**Task requirements**
Reproduce all the material exactly, minus any pictures it holds.

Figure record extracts

-------------------------

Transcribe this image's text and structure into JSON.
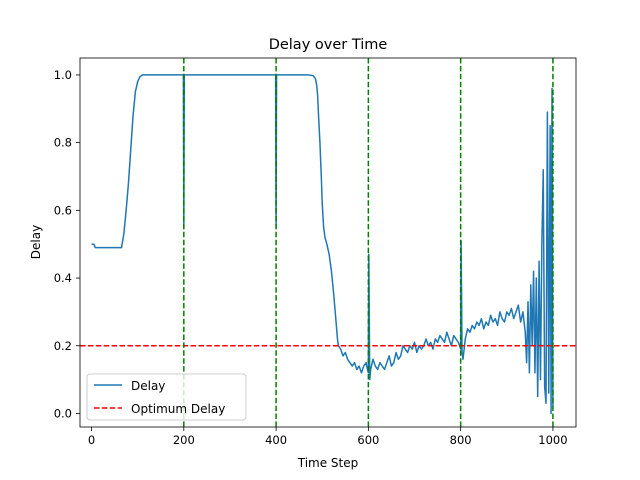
{
  "chart_data": {
    "type": "line",
    "title": "Delay over Time",
    "xlabel": "Time Step",
    "ylabel": "Delay",
    "xlim": [
      -25,
      1050
    ],
    "ylim": [
      -0.04,
      1.05
    ],
    "xticks": [
      0,
      200,
      400,
      600,
      800,
      1000
    ],
    "yticks": [
      0.0,
      0.2,
      0.4,
      0.6,
      0.8,
      1.0
    ],
    "xtick_labels": [
      "0",
      "200",
      "400",
      "600",
      "800",
      "1000"
    ],
    "ytick_labels": [
      "0.0",
      "0.2",
      "0.4",
      "0.6",
      "0.8",
      "1.0"
    ],
    "grid": false,
    "legend_position": "lower-left",
    "series": [
      {
        "name": "Delay",
        "color": "#1f77b4",
        "style": "solid",
        "x": [
          0,
          5,
          8,
          12,
          20,
          30,
          40,
          50,
          60,
          65,
          70,
          75,
          80,
          85,
          90,
          95,
          100,
          105,
          110,
          115,
          120,
          130,
          150,
          195,
          199,
          200,
          201,
          205,
          250,
          300,
          350,
          395,
          399,
          400,
          401,
          405,
          450,
          470,
          480,
          485,
          488,
          490,
          492,
          495,
          498,
          500,
          503,
          506,
          510,
          515,
          520,
          525,
          530,
          533,
          535,
          540,
          545,
          550,
          555,
          560,
          565,
          570,
          575,
          580,
          585,
          590,
          595,
          598,
          600,
          601,
          603,
          605,
          610,
          615,
          620,
          625,
          630,
          635,
          640,
          645,
          650,
          655,
          660,
          665,
          670,
          675,
          680,
          685,
          690,
          695,
          700,
          705,
          710,
          715,
          720,
          725,
          730,
          735,
          740,
          745,
          750,
          755,
          760,
          765,
          770,
          775,
          780,
          785,
          790,
          795,
          798,
          800,
          801,
          803,
          805,
          810,
          815,
          820,
          825,
          830,
          835,
          840,
          845,
          850,
          855,
          860,
          865,
          870,
          875,
          880,
          885,
          890,
          895,
          900,
          905,
          910,
          915,
          920,
          925,
          930,
          935,
          940,
          943,
          946,
          949,
          952,
          955,
          958,
          961,
          964,
          967,
          970,
          973,
          976,
          979,
          982,
          985,
          988,
          991,
          994,
          996,
          998,
          1000
        ],
        "y": [
          0.5,
          0.5,
          0.49,
          0.49,
          0.49,
          0.49,
          0.49,
          0.49,
          0.49,
          0.49,
          0.53,
          0.6,
          0.68,
          0.78,
          0.88,
          0.95,
          0.98,
          0.995,
          1.0,
          1.0,
          1.0,
          1.0,
          1.0,
          1.0,
          1.0,
          0.55,
          1.0,
          1.0,
          1.0,
          1.0,
          1.0,
          1.0,
          1.0,
          0.55,
          1.0,
          1.0,
          1.0,
          1.0,
          0.998,
          0.99,
          0.97,
          0.94,
          0.88,
          0.8,
          0.7,
          0.62,
          0.55,
          0.52,
          0.5,
          0.47,
          0.42,
          0.35,
          0.27,
          0.22,
          0.2,
          0.19,
          0.17,
          0.18,
          0.16,
          0.15,
          0.14,
          0.15,
          0.13,
          0.14,
          0.12,
          0.14,
          0.15,
          0.13,
          0.12,
          0.47,
          0.1,
          0.13,
          0.16,
          0.14,
          0.13,
          0.15,
          0.14,
          0.13,
          0.15,
          0.17,
          0.14,
          0.15,
          0.18,
          0.16,
          0.17,
          0.2,
          0.19,
          0.18,
          0.2,
          0.19,
          0.21,
          0.18,
          0.2,
          0.19,
          0.2,
          0.22,
          0.2,
          0.21,
          0.19,
          0.22,
          0.21,
          0.23,
          0.22,
          0.21,
          0.24,
          0.22,
          0.2,
          0.23,
          0.22,
          0.21,
          0.2,
          0.19,
          0.51,
          0.18,
          0.16,
          0.22,
          0.25,
          0.24,
          0.26,
          0.25,
          0.27,
          0.26,
          0.28,
          0.25,
          0.27,
          0.26,
          0.29,
          0.27,
          0.28,
          0.26,
          0.3,
          0.28,
          0.27,
          0.3,
          0.29,
          0.31,
          0.28,
          0.3,
          0.32,
          0.27,
          0.3,
          0.24,
          0.15,
          0.33,
          0.12,
          0.38,
          0.2,
          0.42,
          0.12,
          0.4,
          0.05,
          0.45,
          0.1,
          0.5,
          0.72,
          0.08,
          0.03,
          0.89,
          0.06,
          0.85,
          0.0,
          0.96,
          0.02
        ]
      },
      {
        "name": "Optimum Delay",
        "color": "#ff0000",
        "style": "dashed",
        "y": 0.2
      }
    ],
    "vlines": {
      "color": "#008000",
      "style": "dashed",
      "x": [
        200,
        400,
        600,
        800,
        1000
      ]
    }
  }
}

-------------------------

**Output below**
Transcribe this image's text and structure into JSON.
{
  "chart_data": {
    "type": "line",
    "title": "Delay over Time",
    "xlabel": "Time Step",
    "ylabel": "Delay",
    "xlim": [
      -25,
      1050
    ],
    "ylim": [
      -0.04,
      1.05
    ],
    "xticks": [
      0,
      200,
      400,
      600,
      800,
      1000
    ],
    "yticks": [
      0.0,
      0.2,
      0.4,
      0.6,
      0.8,
      1.0
    ],
    "xtick_labels": [
      "0",
      "200",
      "400",
      "600",
      "800",
      "1000"
    ],
    "ytick_labels": [
      "0.0",
      "0.2",
      "0.4",
      "0.6",
      "0.8",
      "1.0"
    ],
    "grid": false,
    "legend_position": "lower-left",
    "series": [
      {
        "name": "Delay",
        "color": "#1f77b4",
        "style": "solid",
        "x": [
          0,
          5,
          8,
          12,
          20,
          30,
          40,
          50,
          60,
          65,
          70,
          75,
          80,
          85,
          90,
          95,
          100,
          105,
          110,
          115,
          120,
          130,
          150,
          195,
          199,
          200,
          201,
          205,
          250,
          300,
          350,
          395,
          399,
          400,
          401,
          405,
          450,
          470,
          480,
          485,
          488,
          490,
          492,
          495,
          498,
          500,
          503,
          506,
          510,
          515,
          520,
          525,
          530,
          533,
          535,
          540,
          545,
          550,
          555,
          560,
          565,
          570,
          575,
          580,
          585,
          590,
          595,
          598,
          600,
          601,
          603,
          605,
          610,
          615,
          620,
          625,
          630,
          635,
          640,
          645,
          650,
          655,
          660,
          665,
          670,
          675,
          680,
          685,
          690,
          695,
          700,
          705,
          710,
          715,
          720,
          725,
          730,
          735,
          740,
          745,
          750,
          755,
          760,
          765,
          770,
          775,
          780,
          785,
          790,
          795,
          798,
          800,
          801,
          803,
          805,
          810,
          815,
          820,
          825,
          830,
          835,
          840,
          845,
          850,
          855,
          860,
          865,
          870,
          875,
          880,
          885,
          890,
          895,
          900,
          905,
          910,
          915,
          920,
          925,
          930,
          935,
          940,
          943,
          946,
          949,
          952,
          955,
          958,
          961,
          964,
          967,
          970,
          973,
          976,
          979,
          982,
          985,
          988,
          991,
          994,
          996,
          998,
          1000
        ],
        "y": [
          0.5,
          0.5,
          0.49,
          0.49,
          0.49,
          0.49,
          0.49,
          0.49,
          0.49,
          0.49,
          0.53,
          0.6,
          0.68,
          0.78,
          0.88,
          0.95,
          0.98,
          0.995,
          1.0,
          1.0,
          1.0,
          1.0,
          1.0,
          1.0,
          1.0,
          0.55,
          1.0,
          1.0,
          1.0,
          1.0,
          1.0,
          1.0,
          1.0,
          0.55,
          1.0,
          1.0,
          1.0,
          1.0,
          0.998,
          0.99,
          0.97,
          0.94,
          0.88,
          0.8,
          0.7,
          0.62,
          0.55,
          0.52,
          0.5,
          0.47,
          0.42,
          0.35,
          0.27,
          0.22,
          0.2,
          0.19,
          0.17,
          0.18,
          0.16,
          0.15,
          0.14,
          0.15,
          0.13,
          0.14,
          0.12,
          0.14,
          0.15,
          0.13,
          0.12,
          0.47,
          0.1,
          0.13,
          0.16,
          0.14,
          0.13,
          0.15,
          0.14,
          0.13,
          0.15,
          0.17,
          0.14,
          0.15,
          0.18,
          0.16,
          0.17,
          0.2,
          0.19,
          0.18,
          0.2,
          0.19,
          0.21,
          0.18,
          0.2,
          0.19,
          0.2,
          0.22,
          0.2,
          0.21,
          0.19,
          0.22,
          0.21,
          0.23,
          0.22,
          0.21,
          0.24,
          0.22,
          0.2,
          0.23,
          0.22,
          0.21,
          0.2,
          0.19,
          0.51,
          0.18,
          0.16,
          0.22,
          0.25,
          0.24,
          0.26,
          0.25,
          0.27,
          0.26,
          0.28,
          0.25,
          0.27,
          0.26,
          0.29,
          0.27,
          0.28,
          0.26,
          0.3,
          0.28,
          0.27,
          0.3,
          0.29,
          0.31,
          0.28,
          0.3,
          0.32,
          0.27,
          0.3,
          0.24,
          0.15,
          0.33,
          0.12,
          0.38,
          0.2,
          0.42,
          0.12,
          0.4,
          0.05,
          0.45,
          0.1,
          0.5,
          0.72,
          0.08,
          0.03,
          0.89,
          0.06,
          0.85,
          0.0,
          0.96,
          0.02
        ]
      },
      {
        "name": "Optimum Delay",
        "color": "#ff0000",
        "style": "dashed",
        "y": 0.2
      }
    ],
    "vlines": {
      "color": "#008000",
      "style": "dashed",
      "x": [
        200,
        400,
        600,
        800,
        1000
      ]
    }
  }
}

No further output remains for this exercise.